## PROVIDED INFORMATION

↓

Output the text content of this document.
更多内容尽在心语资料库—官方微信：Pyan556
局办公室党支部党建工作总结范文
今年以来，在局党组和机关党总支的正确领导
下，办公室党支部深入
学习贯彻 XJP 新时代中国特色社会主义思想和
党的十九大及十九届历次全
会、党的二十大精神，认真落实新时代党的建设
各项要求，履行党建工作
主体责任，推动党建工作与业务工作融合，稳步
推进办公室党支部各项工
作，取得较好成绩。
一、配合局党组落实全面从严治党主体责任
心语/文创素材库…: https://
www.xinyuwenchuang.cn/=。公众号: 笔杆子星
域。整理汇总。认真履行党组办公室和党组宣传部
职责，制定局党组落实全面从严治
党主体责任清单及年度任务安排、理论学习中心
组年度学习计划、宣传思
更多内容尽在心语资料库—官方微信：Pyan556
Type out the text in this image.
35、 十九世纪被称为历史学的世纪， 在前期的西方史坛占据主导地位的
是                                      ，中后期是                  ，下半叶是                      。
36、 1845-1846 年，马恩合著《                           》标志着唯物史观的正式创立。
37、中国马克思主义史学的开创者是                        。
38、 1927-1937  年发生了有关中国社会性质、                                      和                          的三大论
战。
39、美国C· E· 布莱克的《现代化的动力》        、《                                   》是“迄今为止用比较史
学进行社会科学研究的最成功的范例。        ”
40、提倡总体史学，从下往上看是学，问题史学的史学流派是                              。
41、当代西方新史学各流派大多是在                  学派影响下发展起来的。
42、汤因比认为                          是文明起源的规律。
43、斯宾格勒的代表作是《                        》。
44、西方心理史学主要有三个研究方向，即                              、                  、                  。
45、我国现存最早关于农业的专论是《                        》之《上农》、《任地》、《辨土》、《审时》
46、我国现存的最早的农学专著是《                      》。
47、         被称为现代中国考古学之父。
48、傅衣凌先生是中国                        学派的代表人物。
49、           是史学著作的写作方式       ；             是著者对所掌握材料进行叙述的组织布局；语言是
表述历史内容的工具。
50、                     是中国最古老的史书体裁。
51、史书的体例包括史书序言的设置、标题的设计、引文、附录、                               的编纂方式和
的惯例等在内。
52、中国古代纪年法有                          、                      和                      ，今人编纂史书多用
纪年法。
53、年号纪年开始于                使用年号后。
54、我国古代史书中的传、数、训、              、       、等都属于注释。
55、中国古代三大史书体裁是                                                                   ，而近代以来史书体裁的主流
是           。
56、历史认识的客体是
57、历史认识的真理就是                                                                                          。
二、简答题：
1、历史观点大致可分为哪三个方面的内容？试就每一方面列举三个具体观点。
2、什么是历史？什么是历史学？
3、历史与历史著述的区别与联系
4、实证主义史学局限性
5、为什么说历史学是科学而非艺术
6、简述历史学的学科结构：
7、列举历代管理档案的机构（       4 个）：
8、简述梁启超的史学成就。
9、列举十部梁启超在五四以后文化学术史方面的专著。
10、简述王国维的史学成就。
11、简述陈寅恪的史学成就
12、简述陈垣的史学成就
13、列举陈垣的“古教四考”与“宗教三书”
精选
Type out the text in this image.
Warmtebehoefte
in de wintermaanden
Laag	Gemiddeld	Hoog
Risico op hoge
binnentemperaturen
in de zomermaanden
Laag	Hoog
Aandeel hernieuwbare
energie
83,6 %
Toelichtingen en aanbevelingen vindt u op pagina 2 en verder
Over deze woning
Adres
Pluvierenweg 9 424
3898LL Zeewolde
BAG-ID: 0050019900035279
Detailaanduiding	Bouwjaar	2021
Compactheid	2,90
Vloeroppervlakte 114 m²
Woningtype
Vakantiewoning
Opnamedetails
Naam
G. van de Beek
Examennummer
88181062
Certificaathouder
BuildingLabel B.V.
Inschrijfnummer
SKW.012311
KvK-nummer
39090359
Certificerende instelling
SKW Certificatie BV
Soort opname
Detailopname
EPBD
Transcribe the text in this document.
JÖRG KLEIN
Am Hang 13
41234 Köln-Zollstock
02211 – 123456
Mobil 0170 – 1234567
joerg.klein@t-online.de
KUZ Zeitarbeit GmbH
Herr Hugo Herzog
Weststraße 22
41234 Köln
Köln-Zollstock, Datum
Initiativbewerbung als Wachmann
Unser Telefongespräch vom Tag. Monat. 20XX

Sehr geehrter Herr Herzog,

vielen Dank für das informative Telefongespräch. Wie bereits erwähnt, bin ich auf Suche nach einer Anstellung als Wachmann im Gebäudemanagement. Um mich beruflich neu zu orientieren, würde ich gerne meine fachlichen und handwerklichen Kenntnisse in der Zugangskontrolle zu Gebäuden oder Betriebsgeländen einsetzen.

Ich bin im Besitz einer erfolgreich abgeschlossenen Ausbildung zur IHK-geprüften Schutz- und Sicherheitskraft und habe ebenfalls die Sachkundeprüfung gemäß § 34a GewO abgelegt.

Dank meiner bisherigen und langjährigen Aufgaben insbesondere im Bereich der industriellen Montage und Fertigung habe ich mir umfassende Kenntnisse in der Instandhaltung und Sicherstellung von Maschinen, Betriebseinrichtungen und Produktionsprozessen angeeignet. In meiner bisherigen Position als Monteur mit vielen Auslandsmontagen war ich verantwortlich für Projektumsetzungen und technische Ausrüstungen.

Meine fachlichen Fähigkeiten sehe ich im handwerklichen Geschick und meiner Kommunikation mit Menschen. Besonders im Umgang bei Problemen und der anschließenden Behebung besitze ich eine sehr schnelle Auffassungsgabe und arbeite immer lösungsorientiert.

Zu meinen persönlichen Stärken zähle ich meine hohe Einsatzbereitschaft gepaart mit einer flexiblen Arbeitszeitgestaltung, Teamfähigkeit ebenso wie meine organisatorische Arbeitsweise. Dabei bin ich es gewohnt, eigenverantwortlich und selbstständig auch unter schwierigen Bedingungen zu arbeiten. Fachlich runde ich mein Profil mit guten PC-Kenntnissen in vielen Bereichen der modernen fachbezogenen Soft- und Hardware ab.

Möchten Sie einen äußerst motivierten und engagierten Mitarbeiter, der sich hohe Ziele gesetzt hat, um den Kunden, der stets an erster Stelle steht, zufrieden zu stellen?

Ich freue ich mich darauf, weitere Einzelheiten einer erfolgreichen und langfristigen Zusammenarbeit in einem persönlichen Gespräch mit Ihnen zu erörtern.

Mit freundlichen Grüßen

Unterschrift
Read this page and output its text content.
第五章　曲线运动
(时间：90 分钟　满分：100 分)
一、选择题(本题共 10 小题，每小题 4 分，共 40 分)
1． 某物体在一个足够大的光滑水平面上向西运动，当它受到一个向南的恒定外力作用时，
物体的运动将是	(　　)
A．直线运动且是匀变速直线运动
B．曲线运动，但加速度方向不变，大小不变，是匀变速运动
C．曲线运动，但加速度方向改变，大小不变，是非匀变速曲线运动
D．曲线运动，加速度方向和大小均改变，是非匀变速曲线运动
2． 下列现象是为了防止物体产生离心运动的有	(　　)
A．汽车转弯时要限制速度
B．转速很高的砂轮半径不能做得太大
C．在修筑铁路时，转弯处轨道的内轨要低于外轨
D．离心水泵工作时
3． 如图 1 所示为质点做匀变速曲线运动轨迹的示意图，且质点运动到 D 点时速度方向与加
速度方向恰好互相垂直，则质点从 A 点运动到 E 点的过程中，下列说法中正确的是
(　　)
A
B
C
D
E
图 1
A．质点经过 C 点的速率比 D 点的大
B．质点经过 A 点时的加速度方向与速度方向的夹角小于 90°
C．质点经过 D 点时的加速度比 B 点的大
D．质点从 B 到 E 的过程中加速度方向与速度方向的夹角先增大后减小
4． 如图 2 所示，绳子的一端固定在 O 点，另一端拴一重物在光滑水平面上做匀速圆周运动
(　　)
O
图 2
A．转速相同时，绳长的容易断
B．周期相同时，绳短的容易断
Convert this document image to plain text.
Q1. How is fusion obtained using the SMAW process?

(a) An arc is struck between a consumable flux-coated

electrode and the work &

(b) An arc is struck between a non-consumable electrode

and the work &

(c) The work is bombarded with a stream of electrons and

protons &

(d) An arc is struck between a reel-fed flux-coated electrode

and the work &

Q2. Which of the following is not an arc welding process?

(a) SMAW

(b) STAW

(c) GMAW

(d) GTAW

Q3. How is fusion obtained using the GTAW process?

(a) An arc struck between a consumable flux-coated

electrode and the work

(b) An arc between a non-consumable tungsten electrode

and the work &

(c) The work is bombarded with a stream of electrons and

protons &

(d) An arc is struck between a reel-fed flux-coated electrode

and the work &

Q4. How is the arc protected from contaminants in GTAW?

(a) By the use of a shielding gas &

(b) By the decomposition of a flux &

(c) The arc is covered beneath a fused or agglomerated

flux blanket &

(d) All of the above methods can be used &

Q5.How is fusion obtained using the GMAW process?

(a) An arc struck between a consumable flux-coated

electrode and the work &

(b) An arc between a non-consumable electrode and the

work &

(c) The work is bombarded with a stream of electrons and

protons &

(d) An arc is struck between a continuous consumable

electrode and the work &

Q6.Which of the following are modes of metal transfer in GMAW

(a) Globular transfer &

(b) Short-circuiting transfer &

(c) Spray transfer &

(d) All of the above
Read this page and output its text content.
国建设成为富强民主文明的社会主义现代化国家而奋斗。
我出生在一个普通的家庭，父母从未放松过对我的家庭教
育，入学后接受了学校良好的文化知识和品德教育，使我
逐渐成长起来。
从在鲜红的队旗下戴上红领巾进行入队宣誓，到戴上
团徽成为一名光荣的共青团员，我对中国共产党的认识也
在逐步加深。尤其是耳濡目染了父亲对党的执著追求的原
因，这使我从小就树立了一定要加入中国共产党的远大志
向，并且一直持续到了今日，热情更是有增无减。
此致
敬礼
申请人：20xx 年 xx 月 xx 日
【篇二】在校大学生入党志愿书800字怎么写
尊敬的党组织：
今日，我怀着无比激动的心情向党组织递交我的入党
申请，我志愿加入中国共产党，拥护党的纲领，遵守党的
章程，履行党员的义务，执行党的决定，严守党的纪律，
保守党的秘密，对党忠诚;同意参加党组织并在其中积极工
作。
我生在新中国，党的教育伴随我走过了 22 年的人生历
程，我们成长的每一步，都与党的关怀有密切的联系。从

↑

## DIRECTIONS
Determine the count of lines in the data above with the string "using" in them, and give that count alone.

## ANSWER TO THIS EXERCISE
3